--- Start of Records ---

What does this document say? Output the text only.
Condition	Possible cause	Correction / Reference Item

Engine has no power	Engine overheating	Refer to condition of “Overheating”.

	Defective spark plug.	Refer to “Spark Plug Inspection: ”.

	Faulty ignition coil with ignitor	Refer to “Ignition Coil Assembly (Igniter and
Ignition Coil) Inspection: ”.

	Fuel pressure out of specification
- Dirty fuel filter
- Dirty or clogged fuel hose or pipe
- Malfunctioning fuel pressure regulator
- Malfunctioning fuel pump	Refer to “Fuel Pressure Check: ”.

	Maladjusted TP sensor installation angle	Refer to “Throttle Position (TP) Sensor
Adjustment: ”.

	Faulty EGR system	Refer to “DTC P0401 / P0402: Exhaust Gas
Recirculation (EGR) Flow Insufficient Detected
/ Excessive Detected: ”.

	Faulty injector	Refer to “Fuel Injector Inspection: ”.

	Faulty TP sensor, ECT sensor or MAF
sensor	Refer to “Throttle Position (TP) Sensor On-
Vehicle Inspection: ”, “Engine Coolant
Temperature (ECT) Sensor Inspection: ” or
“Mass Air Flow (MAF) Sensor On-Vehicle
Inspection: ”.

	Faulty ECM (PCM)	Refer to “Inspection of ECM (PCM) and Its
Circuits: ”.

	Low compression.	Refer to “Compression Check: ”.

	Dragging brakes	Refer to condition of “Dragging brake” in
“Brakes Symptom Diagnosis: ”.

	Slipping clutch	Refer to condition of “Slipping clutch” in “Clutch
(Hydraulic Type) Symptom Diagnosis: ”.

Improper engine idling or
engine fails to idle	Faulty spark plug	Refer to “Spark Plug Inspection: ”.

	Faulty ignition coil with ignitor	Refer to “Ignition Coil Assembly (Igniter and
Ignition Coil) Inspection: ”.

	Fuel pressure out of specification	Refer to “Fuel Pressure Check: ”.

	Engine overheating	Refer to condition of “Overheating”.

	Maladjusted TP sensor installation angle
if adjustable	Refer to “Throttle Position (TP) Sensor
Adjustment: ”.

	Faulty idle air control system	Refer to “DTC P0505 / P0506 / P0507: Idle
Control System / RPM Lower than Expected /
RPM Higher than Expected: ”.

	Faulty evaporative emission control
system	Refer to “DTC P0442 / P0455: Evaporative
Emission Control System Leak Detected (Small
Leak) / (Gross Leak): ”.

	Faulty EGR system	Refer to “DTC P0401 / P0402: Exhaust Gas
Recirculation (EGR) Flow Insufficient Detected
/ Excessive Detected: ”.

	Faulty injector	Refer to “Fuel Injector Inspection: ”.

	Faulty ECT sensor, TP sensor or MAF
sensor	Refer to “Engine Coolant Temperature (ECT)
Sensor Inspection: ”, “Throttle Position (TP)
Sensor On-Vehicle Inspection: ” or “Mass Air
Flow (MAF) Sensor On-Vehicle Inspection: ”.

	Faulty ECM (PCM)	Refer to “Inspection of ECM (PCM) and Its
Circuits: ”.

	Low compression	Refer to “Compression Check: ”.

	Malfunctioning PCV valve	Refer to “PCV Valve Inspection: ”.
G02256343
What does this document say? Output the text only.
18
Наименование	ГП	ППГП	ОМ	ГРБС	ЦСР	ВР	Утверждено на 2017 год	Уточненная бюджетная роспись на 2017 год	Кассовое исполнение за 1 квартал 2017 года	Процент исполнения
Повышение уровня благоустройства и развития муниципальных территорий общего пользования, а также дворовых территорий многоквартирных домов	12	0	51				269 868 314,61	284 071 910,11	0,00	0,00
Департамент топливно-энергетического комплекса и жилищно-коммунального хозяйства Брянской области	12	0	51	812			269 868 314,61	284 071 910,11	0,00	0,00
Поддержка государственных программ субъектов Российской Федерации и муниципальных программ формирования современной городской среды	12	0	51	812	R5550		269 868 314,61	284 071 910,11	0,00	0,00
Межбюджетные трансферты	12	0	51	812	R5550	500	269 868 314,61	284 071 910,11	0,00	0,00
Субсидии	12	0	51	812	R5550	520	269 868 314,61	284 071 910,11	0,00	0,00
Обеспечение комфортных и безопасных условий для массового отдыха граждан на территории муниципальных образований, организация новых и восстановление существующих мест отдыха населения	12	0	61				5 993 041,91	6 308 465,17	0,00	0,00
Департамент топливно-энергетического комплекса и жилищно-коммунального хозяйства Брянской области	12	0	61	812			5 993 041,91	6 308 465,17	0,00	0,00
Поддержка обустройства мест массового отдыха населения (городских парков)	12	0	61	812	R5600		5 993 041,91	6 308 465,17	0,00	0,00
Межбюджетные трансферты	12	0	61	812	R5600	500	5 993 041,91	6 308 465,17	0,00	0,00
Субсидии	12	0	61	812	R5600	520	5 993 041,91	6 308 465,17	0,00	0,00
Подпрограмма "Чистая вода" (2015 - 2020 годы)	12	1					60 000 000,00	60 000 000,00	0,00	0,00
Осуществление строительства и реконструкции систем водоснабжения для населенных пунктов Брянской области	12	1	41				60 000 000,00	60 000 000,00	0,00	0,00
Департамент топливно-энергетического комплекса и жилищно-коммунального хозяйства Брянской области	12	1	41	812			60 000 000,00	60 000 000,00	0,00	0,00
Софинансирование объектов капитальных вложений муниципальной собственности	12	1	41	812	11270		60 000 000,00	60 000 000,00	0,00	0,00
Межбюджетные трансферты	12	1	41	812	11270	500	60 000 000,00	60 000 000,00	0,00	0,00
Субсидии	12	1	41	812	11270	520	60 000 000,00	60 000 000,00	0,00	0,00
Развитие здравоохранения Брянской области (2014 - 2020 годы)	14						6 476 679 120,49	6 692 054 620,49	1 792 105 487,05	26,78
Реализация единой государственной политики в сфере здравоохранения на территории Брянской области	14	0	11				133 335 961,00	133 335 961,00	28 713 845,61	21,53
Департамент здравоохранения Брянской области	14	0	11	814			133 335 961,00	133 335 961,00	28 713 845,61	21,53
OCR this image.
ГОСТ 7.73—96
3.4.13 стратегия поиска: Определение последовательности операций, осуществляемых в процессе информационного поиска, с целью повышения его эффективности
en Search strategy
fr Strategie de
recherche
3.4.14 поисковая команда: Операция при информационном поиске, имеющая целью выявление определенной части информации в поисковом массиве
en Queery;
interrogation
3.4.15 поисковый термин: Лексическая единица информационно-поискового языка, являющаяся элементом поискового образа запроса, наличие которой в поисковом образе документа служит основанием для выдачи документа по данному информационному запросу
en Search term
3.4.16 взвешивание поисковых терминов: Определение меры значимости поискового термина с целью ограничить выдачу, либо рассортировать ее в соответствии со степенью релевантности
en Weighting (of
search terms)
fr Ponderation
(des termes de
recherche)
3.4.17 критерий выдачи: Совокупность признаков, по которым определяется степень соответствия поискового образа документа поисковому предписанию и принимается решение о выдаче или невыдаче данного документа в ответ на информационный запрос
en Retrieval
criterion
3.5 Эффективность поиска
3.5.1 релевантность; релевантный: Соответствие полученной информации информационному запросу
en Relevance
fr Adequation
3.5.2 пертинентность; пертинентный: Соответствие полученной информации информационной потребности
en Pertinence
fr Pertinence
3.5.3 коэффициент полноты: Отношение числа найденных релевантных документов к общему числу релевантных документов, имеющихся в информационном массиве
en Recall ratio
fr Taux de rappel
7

--- End of Records ---

▶ Given problem
Write out the material exactly as given.

▶ Final result
What does this document say? Output the text only.
Condition	Possible cause	Correction / Reference Item

Engine has no power	Engine overheating	Refer to condition of “Overheating”.

	Defective spark plug.	Refer to “Spark Plug Inspection: ”.

	Faulty ignition coil with ignitor	Refer to “Ignition Coil Assembly (Igniter and
Ignition Coil) Inspection: ”.

	Fuel pressure out of specification
- Dirty fuel filter
- Dirty or clogged fuel hose or pipe
- Malfunctioning fuel pressure regulator
- Malfunctioning fuel pump	Refer to “Fuel Pressure Check: ”.

	Maladjusted TP sensor installation angle	Refer to “Throttle Position (TP) Sensor
Adjustment: ”.

	Faulty EGR system	Refer to “DTC P0401 / P0402: Exhaust Gas
Recirculation (EGR) Flow Insufficient Detected
/ Excessive Detected: ”.

	Faulty injector	Refer to “Fuel Injector Inspection: ”.

	Faulty TP sensor, ECT sensor or MAF
sensor	Refer to “Throttle Position (TP) Sensor On-
Vehicle Inspection: ”, “Engine Coolant
Temperature (ECT) Sensor Inspection: ” or
“Mass Air Flow (MAF) Sensor On-Vehicle
Inspection: ”.

	Faulty ECM (PCM)	Refer to “Inspection of ECM (PCM) and Its
Circuits: ”.

	Low compression.	Refer to “Compression Check: ”.

	Dragging brakes	Refer to condition of “Dragging brake” in
“Brakes Symptom Diagnosis: ”.

	Slipping clutch	Refer to condition of “Slipping clutch” in “Clutch
(Hydraulic Type) Symptom Diagnosis: ”.

Improper engine idling or
engine fails to idle	Faulty spark plug	Refer to “Spark Plug Inspection: ”.

	Faulty ignition coil with ignitor	Refer to “Ignition Coil Assembly (Igniter and
Ignition Coil) Inspection: ”.

	Fuel pressure out of specification	Refer to “Fuel Pressure Check: ”.

	Engine overheating	Refer to condition of “Overheating”.

	Maladjusted TP sensor installation angle
if adjustable	Refer to “Throttle Position (TP) Sensor
Adjustment: ”.

	Faulty idle air control system	Refer to “DTC P0505 / P0506 / P0507: Idle
Control System / RPM Lower than Expected /
RPM Higher than Expected: ”.

	Faulty evaporative emission control
system	Refer to “DTC P0442 / P0455: Evaporative
Emission Control System Leak Detected (Small
Leak) / (Gross Leak): ”.

	Faulty EGR system	Refer to “DTC P0401 / P0402: Exhaust Gas
Recirculation (EGR) Flow Insufficient Detected
/ Excessive Detected: ”.

	Faulty injector	Refer to “Fuel Injector Inspection: ”.

	Faulty ECT sensor, TP sensor or MAF
sensor	Refer to “Engine Coolant Temperature (ECT)
Sensor Inspection: ”, “Throttle Position (TP)
Sensor On-Vehicle Inspection: ” or “Mass Air
Flow (MAF) Sensor On-Vehicle Inspection: ”.

	Faulty ECM (PCM)	Refer to “Inspection of ECM (PCM) and Its
Circuits: ”.

	Low compression	Refer to “Compression Check: ”.

	Malfunctioning PCV valve	Refer to “PCV Valve Inspection: ”.
G02256343
What does this document say? Output the text only.
18
Наименование	ГП	ППГП	ОМ	ГРБС	ЦСР	ВР	Утверждено на 2017 год	Уточненная бюджетная роспись на 2017 год	Кассовое исполнение за 1 квартал 2017 года	Процент исполнения
Повышение уровня благоустройства и развития муниципальных территорий общего пользования, а также дворовых территорий многоквартирных домов	12	0	51				269 868 314,61	284 071 910,11	0,00	0,00
Департамент топливно-энергетического комплекса и жилищно-коммунального хозяйства Брянской области	12	0	51	812			269 868 314,61	284 071 910,11	0,00	0,00
Поддержка государственных программ субъектов Российской Федерации и муниципальных программ формирования современной городской среды	12	0	51	812	R5550		269 868 314,61	284 071 910,11	0,00	0,00
Межбюджетные трансферты	12	0	51	812	R5550	500	269 868 314,61	284 071 910,11	0,00	0,00
Субсидии	12	0	51	812	R5550	520	269 868 314,61	284 071 910,11	0,00	0,00
Обеспечение комфортных и безопасных условий для массового отдыха граждан на территории муниципальных образований, организация новых и восстановление существующих мест отдыха населения	12	0	61				5 993 041,91	6 308 465,17	0,00	0,00
Департамент топливно-энергетического комплекса и жилищно-коммунального хозяйства Брянской области	12	0	61	812			5 993 041,91	6 308 465,17	0,00	0,00
Поддержка обустройства мест массового отдыха населения (городских парков)	12	0	61	812	R5600		5 993 041,91	6 308 465,17	0,00	0,00
Межбюджетные трансферты	12	0	61	812	R5600	500	5 993 041,91	6 308 465,17	0,00	0,00
Субсидии	12	0	61	812	R5600	520	5 993 041,91	6 308 465,17	0,00	0,00
Подпрограмма "Чистая вода" (2015 - 2020 годы)	12	1					60 000 000,00	60 000 000,00	0,00	0,00
Осуществление строительства и реконструкции систем водоснабжения для населенных пунктов Брянской области	12	1	41				60 000 000,00	60 000 000,00	0,00	0,00
Департамент топливно-энергетического комплекса и жилищно-коммунального хозяйства Брянской области	12	1	41	812			60 000 000,00	60 000 000,00	0,00	0,00
Софинансирование объектов капитальных вложений муниципальной собственности	12	1	41	812	11270		60 000 000,00	60 000 000,00	0,00	0,00
Межбюджетные трансферты	12	1	41	812	11270	500	60 000 000,00	60 000 000,00	0,00	0,00
Субсидии	12	1	41	812	11270	520	60 000 000,00	60 000 000,00	0,00	0,00
Развитие здравоохранения Брянской области (2014 - 2020 годы)	14						6 476 679 120,49	6 692 054 620,49	1 792 105 487,05	26,78
Реализация единой государственной политики в сфере здравоохранения на территории Брянской области	14	0	11				133 335 961,00	133 335 961,00	28 713 845,61	21,53
Департамент здравоохранения Брянской области	14	0	11	814			133 335 961,00	133 335 961,00	28 713 845,61	21,53
OCR this image.
ГОСТ 7.73—96
3.4.13 стратегия поиска: Определение последовательности операций, осуществляемых в процессе информационного поиска, с целью повышения его эффективности
en Search strategy
fr Strategie de
recherche
3.4.14 поисковая команда: Операция при информационном поиске, имеющая целью выявление определенной части информации в поисковом массиве
en Queery;
interrogation
3.4.15 поисковый термин: Лексическая единица информационно-поискового языка, являющаяся элементом поискового образа запроса, наличие которой в поисковом образе документа служит основанием для выдачи документа по данному информационному запросу
en Search term
3.4.16 взвешивание поисковых терминов: Определение меры значимости поискового термина с целью ограничить выдачу, либо рассортировать ее в соответствии со степенью релевантности
en Weighting (of
search terms)
fr Ponderation
(des termes de
recherche)
3.4.17 критерий выдачи: Совокупность признаков, по которым определяется степень соответствия поискового образа документа поисковому предписанию и принимается решение о выдаче или невыдаче данного документа в ответ на информационный запрос
en Retrieval
criterion
3.5 Эффективность поиска
3.5.1 релевантность; релевантный: Соответствие полученной информации информационному запросу
en Relevance
fr Adequation
3.5.2 пертинентность; пертинентный: Соответствие полученной информации информационной потребности
en Pertinence
fr Pertinence
3.5.3 коэффициент полноты: Отношение числа найденных релевантных документов к общему числу релевантных документов, имеющихся в информационном массиве
en Recall ratio
fr Taux de rappel
7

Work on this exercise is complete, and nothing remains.